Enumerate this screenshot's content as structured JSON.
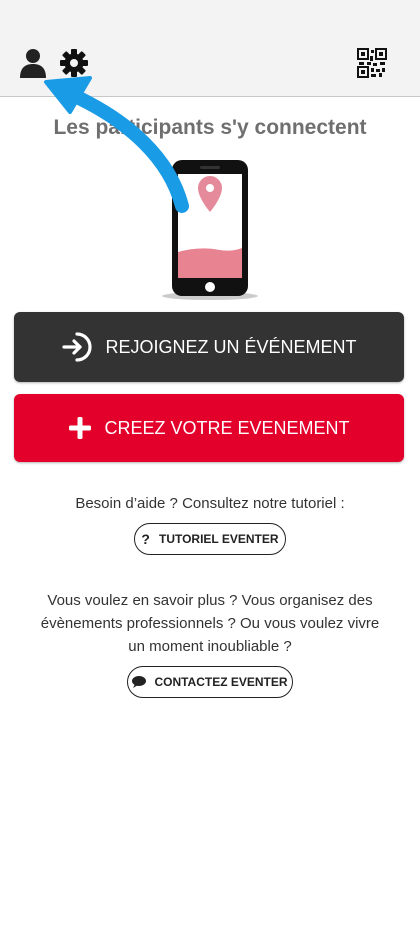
{
  "topbar": {
    "profile_icon": "user-icon",
    "settings_icon": "gear-icon",
    "qr_icon": "qr-code-icon"
  },
  "main": {
    "headline": "Les participants s'y connectent",
    "join_button_label": "REJOIGNEZ UN ÉVÉNEMENT",
    "create_button_label": "CREEZ VOTRE EVENEMENT",
    "help_text": "Besoin d’aide ? Consultez notre tutoriel :",
    "tutorial_button_label": "TUTORIEL EVENTER",
    "more_text": "Vous voulez en savoir plus ? Vous organisez des évènements professionnels ? Ou vous voulez vivre un moment inoubliable ?",
    "contact_button_label": "CONTACTEZ EVENTER"
  },
  "colors": {
    "join_bg": "#333333",
    "create_bg": "#e3002a",
    "overlay_arrow": "#1a9be6"
  }
}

-----

Above are entries; state the number of lines among them that contain "icon", and nothing else.

* [EXERCISE RESULT]:
3